_Data records:_
________

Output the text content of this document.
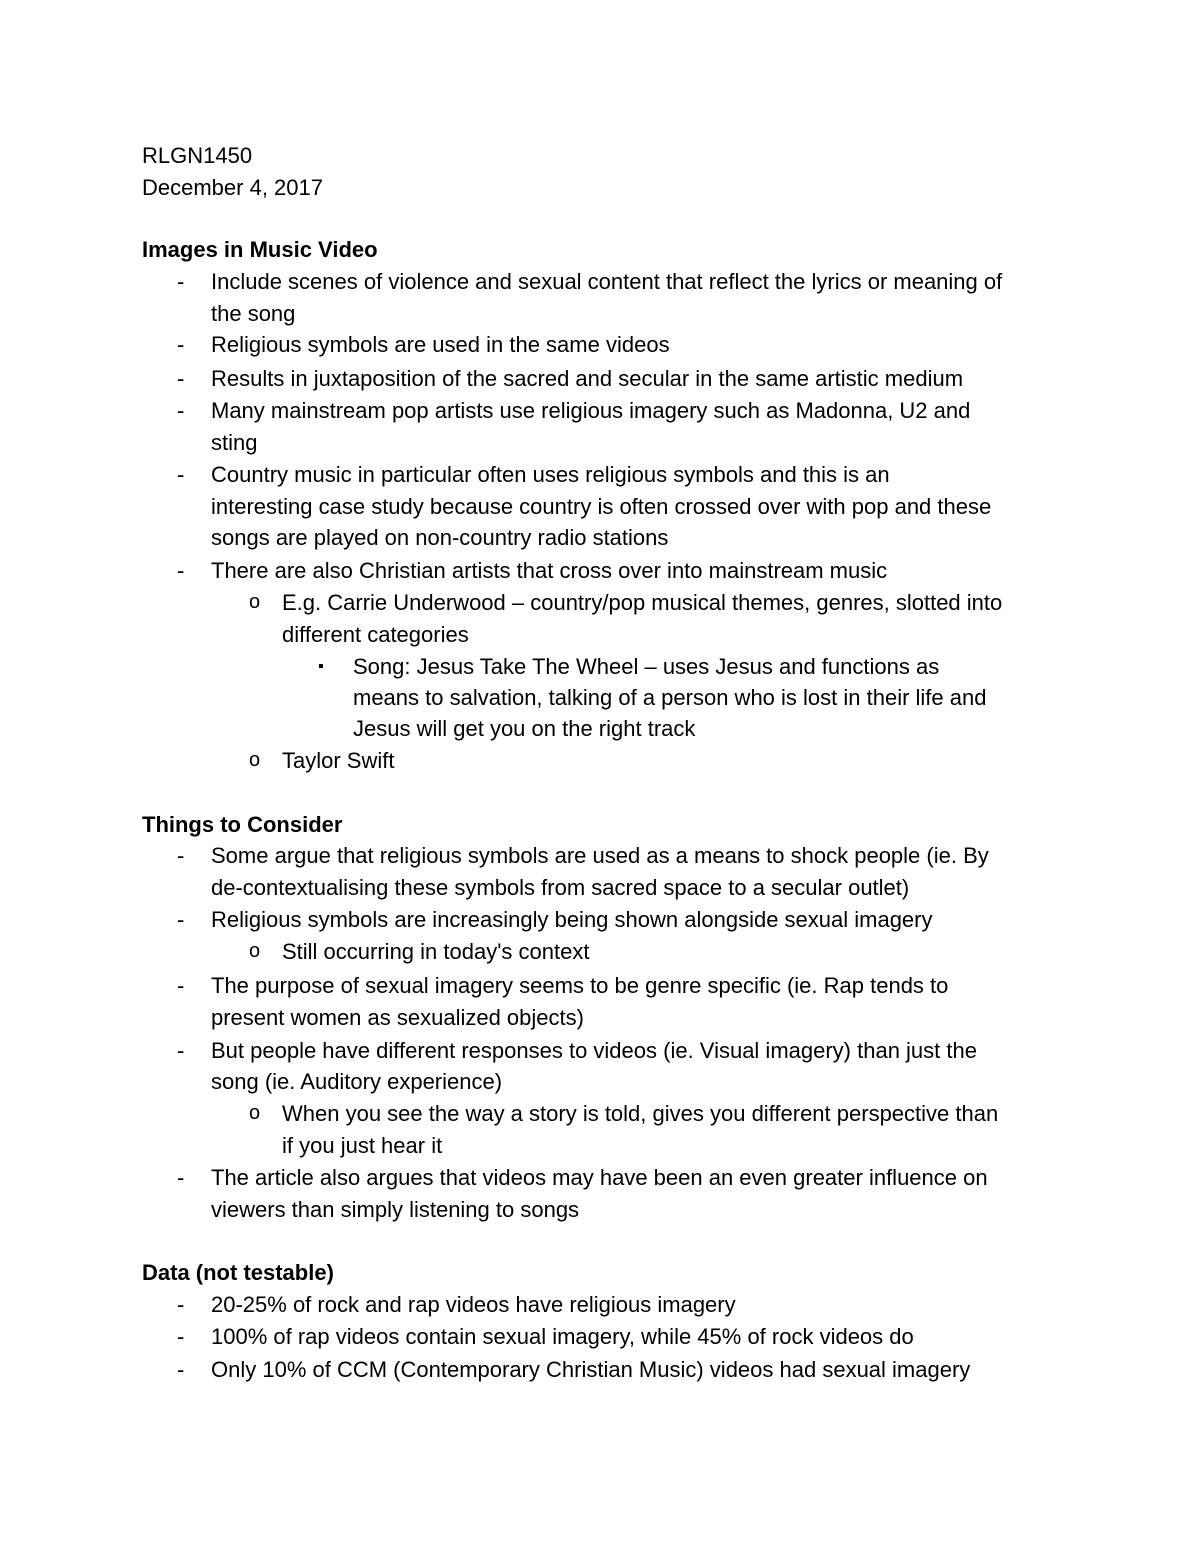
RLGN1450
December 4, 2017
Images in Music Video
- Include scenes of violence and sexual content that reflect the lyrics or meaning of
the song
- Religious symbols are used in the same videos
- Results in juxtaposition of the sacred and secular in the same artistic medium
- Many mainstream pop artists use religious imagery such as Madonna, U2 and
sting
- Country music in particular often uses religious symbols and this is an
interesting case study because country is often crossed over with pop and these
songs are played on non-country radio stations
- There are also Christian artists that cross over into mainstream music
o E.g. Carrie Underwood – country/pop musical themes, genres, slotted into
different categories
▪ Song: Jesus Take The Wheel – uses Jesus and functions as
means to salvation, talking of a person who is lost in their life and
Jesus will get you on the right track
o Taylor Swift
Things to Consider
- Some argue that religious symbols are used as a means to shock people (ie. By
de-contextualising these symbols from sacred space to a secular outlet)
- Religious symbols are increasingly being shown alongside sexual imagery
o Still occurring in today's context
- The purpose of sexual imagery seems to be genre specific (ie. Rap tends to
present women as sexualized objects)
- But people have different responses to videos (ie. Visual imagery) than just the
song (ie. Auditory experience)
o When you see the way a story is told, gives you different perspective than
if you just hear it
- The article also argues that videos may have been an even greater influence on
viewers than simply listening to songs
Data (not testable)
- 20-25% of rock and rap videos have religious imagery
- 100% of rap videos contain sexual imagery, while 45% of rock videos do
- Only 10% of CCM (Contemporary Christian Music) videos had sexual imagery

________

_Written request:_ Restate each of the entries above word for word and skip every image.

_Final result:_
Output the text content of this document.
RLGN1450
December 4, 2017
Images in Music Video
- Include scenes of violence and sexual content that reflect the lyrics or meaning of
the song
- Religious symbols are used in the same videos
- Results in juxtaposition of the sacred and secular in the same artistic medium
- Many mainstream pop artists use religious imagery such as Madonna, U2 and
sting
- Country music in particular often uses religious symbols and this is an
interesting case study because country is often crossed over with pop and these
songs are played on non-country radio stations
- There are also Christian artists that cross over into mainstream music
o E.g. Carrie Underwood – country/pop musical themes, genres, slotted into
different categories
▪ Song: Jesus Take The Wheel – uses Jesus and functions as
means to salvation, talking of a person who is lost in their life and
Jesus will get you on the right track
o Taylor Swift
Things to Consider
- Some argue that religious symbols are used as a means to shock people (ie. By
de-contextualising these symbols from sacred space to a secular outlet)
- Religious symbols are increasingly being shown alongside sexual imagery
o Still occurring in today's context
- The purpose of sexual imagery seems to be genre specific (ie. Rap tends to
present women as sexualized objects)
- But people have different responses to videos (ie. Visual imagery) than just the
song (ie. Auditory experience)
o When you see the way a story is told, gives you different perspective than
if you just hear it
- The article also argues that videos may have been an even greater influence on
viewers than simply listening to songs
Data (not testable)
- 20-25% of rock and rap videos have religious imagery
- 100% of rap videos contain sexual imagery, while 45% of rock videos do
- Only 10% of CCM (Contemporary Christian Music) videos had sexual imagery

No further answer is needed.